* AIM OF THE TASK: Reproduce the material from its first line through the line containing "quote-author: Hff201 said: [208, 61, 283, 77]", including both of these lines.

## START

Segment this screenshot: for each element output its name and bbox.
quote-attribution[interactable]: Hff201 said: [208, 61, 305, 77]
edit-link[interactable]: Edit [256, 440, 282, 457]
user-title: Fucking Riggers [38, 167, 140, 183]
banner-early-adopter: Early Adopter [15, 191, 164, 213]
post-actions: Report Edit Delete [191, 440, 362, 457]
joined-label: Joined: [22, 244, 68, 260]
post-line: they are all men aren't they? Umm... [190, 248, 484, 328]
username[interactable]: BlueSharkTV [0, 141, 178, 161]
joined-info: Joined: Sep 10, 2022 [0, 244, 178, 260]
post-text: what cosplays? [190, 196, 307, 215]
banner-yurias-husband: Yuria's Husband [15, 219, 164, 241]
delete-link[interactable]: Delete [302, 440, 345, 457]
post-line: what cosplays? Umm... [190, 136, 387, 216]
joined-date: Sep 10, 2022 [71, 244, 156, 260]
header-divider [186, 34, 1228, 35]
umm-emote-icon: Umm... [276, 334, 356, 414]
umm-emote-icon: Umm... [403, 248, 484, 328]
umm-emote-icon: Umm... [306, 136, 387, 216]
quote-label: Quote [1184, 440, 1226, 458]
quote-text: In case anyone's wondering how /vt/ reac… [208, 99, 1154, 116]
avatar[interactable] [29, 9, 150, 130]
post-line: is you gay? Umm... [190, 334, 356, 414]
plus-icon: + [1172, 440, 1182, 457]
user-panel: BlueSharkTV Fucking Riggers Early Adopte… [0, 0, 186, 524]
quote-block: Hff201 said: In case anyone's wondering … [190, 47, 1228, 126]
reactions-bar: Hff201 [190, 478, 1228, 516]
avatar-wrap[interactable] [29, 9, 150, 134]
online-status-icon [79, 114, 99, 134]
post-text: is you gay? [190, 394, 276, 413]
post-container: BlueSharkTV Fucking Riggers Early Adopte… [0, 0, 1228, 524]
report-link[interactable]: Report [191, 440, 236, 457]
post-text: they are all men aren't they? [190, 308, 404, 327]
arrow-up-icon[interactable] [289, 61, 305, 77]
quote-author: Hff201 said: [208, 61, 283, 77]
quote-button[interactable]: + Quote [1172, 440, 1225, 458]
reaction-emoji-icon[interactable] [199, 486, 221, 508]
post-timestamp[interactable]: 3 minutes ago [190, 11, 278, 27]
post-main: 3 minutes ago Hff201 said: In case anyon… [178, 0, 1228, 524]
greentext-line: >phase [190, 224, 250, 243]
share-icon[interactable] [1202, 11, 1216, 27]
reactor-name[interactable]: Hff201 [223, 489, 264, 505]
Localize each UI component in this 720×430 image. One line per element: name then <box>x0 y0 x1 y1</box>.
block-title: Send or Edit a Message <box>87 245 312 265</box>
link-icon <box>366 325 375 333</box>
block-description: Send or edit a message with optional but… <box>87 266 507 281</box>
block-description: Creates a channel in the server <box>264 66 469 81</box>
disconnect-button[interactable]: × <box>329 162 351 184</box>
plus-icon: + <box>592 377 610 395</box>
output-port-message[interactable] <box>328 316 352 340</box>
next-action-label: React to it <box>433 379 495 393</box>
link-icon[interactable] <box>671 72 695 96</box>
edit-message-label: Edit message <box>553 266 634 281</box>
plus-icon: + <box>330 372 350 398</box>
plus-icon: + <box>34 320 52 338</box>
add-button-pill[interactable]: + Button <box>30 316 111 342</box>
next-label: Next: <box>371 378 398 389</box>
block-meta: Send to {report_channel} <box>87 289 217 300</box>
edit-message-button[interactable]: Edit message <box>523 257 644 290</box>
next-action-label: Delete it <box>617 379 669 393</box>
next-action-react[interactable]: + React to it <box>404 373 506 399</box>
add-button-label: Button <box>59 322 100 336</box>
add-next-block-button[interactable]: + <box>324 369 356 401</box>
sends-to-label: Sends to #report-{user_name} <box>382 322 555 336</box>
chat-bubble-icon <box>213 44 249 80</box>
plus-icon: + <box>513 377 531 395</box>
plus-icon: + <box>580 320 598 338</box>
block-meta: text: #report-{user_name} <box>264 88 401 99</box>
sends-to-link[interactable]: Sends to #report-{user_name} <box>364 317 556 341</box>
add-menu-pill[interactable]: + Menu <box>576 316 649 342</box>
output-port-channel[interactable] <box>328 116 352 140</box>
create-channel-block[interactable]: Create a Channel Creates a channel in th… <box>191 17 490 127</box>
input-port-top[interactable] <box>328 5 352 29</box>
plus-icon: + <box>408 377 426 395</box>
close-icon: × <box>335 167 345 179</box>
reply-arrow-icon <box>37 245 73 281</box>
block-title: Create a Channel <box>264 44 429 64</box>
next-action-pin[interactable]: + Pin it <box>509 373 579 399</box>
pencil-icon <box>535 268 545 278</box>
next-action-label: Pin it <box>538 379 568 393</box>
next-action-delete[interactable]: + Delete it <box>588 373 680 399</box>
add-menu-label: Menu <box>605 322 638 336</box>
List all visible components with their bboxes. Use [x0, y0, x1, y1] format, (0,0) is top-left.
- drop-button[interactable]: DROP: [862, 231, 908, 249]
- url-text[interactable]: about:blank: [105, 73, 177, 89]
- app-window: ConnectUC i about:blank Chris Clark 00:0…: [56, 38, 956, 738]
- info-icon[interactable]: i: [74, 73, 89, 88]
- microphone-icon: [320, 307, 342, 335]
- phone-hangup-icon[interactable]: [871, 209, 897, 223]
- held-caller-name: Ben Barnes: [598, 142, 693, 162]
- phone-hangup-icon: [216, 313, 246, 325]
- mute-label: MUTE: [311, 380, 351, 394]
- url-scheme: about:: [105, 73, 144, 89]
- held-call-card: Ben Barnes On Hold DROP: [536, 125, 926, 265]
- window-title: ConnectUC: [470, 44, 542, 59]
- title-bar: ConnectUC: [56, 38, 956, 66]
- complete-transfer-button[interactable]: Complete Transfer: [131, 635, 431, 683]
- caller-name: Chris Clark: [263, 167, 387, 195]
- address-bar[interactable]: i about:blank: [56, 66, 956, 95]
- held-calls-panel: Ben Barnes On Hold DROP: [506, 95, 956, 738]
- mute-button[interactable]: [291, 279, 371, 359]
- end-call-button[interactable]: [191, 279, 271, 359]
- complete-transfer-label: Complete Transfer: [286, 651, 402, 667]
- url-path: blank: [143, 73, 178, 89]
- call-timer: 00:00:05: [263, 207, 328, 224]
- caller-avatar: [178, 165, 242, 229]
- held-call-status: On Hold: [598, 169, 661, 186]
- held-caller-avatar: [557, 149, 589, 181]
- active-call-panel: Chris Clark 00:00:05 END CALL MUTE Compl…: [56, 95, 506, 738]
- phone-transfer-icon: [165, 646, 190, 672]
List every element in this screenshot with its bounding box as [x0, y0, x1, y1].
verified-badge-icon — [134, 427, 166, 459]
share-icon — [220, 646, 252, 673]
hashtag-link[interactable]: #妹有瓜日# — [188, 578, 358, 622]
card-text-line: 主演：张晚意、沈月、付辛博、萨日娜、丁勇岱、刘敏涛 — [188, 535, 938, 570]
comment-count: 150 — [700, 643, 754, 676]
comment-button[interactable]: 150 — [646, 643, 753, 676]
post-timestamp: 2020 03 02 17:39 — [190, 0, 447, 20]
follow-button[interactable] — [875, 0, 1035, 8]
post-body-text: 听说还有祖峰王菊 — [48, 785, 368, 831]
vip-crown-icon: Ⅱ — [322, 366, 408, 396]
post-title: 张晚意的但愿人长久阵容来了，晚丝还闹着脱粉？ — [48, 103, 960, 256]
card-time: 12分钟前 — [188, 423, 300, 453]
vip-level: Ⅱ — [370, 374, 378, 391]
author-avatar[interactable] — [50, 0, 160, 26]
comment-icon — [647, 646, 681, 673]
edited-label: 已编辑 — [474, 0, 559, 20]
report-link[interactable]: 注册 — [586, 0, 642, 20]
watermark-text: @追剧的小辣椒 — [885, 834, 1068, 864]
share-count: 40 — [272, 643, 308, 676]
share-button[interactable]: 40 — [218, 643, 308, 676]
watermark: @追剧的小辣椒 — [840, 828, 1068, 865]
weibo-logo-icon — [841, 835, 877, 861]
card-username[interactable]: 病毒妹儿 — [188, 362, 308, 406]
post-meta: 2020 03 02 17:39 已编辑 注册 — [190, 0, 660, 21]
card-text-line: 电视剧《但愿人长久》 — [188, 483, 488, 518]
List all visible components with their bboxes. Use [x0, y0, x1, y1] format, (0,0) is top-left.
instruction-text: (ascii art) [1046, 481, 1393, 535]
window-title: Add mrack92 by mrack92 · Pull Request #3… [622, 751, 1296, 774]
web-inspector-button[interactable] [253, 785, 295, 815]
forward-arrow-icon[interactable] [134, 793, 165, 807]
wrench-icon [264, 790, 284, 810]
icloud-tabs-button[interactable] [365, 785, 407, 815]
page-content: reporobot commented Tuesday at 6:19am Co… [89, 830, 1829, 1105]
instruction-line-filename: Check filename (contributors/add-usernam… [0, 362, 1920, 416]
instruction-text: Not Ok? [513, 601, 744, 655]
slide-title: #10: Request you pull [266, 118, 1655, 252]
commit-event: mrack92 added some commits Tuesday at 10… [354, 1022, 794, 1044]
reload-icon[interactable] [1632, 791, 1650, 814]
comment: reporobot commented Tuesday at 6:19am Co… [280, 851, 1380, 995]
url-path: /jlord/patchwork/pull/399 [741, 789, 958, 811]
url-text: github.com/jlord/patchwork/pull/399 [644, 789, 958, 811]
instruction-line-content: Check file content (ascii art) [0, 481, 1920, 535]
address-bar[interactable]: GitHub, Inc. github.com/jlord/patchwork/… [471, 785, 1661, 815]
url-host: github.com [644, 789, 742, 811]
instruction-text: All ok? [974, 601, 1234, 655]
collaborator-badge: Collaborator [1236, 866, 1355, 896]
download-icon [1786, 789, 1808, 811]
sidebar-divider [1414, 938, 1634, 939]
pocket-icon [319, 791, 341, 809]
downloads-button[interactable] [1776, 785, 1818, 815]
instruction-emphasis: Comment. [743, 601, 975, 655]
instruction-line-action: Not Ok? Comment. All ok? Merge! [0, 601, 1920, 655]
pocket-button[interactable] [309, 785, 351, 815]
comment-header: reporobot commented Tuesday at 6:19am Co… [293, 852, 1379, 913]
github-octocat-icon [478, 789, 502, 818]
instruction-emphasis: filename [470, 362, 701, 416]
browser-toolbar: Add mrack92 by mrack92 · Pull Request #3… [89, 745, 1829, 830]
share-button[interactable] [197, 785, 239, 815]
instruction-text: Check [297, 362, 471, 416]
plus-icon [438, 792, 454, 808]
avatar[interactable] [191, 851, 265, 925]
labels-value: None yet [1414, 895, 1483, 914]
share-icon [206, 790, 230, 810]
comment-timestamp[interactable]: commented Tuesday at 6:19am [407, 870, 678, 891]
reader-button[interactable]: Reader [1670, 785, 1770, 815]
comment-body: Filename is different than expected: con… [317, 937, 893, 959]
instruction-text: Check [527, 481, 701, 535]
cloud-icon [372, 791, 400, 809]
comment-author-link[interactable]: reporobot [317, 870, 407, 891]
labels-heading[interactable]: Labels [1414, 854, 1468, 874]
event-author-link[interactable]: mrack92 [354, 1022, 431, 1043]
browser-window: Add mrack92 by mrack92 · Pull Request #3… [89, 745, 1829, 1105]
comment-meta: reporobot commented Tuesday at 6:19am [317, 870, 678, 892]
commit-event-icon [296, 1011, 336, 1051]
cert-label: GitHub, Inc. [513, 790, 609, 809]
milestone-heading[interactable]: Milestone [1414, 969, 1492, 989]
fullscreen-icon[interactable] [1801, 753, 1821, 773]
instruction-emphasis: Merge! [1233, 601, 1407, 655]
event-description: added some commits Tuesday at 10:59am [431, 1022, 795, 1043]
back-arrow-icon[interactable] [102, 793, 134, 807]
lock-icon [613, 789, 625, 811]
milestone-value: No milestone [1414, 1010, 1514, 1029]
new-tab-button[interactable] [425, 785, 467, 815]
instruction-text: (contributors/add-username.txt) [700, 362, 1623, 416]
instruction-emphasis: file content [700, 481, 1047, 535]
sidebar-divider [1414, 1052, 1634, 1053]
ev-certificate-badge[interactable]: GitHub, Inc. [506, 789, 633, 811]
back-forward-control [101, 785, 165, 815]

## END

* ANSWER:
Segment this screenshot: for each element output its name and bbox.
quote-attribution[interactable]: Hff201 said: [208, 61, 305, 77]
edit-link[interactable]: Edit [256, 440, 282, 457]
user-title: Fucking Riggers [38, 167, 140, 183]
banner-early-adopter: Early Adopter [15, 191, 164, 213]
post-actions: Report Edit Delete [191, 440, 362, 457]
joined-label: Joined: [22, 244, 68, 260]
post-line: they are all men aren't they? Umm... [190, 248, 484, 328]
username[interactable]: BlueSharkTV [0, 141, 178, 161]
joined-info: Joined: Sep 10, 2022 [0, 244, 178, 260]
post-text: what cosplays? [190, 196, 307, 215]
banner-yurias-husband: Yuria's Husband [15, 219, 164, 241]
delete-link[interactable]: Delete [302, 440, 345, 457]
post-line: what cosplays? Umm... [190, 136, 387, 216]
joined-date: Sep 10, 2022 [71, 244, 156, 260]
header-divider [186, 34, 1228, 35]
umm-emote-icon: Umm... [276, 334, 356, 414]
umm-emote-icon: Umm... [403, 248, 484, 328]
umm-emote-icon: Umm... [306, 136, 387, 216]
quote-label: Quote [1184, 440, 1226, 458]
quote-text: In case anyone's wondering how /vt/ reac… [208, 99, 1154, 116]
avatar[interactable] [29, 9, 150, 130]
post-line: is you gay? Umm... [190, 334, 356, 414]
plus-icon: + [1172, 440, 1182, 457]
user-panel: BlueSharkTV Fucking Riggers Early Adopte… [0, 0, 186, 524]
quote-block: Hff201 said: In case anyone's wondering … [190, 47, 1228, 126]
reactions-bar: Hff201 [190, 478, 1228, 516]
avatar-wrap[interactable] [29, 9, 150, 134]
online-status-icon [79, 114, 99, 134]
post-text: is you gay? [190, 394, 276, 413]
post-container: BlueSharkTV Fucking Riggers Early Adopte… [0, 0, 1228, 524]
report-link[interactable]: Report [191, 440, 236, 457]
post-text: they are all men aren't they? [190, 308, 404, 327]
arrow-up-icon[interactable] [289, 61, 305, 77]
quote-author: Hff201 said: [208, 61, 283, 77]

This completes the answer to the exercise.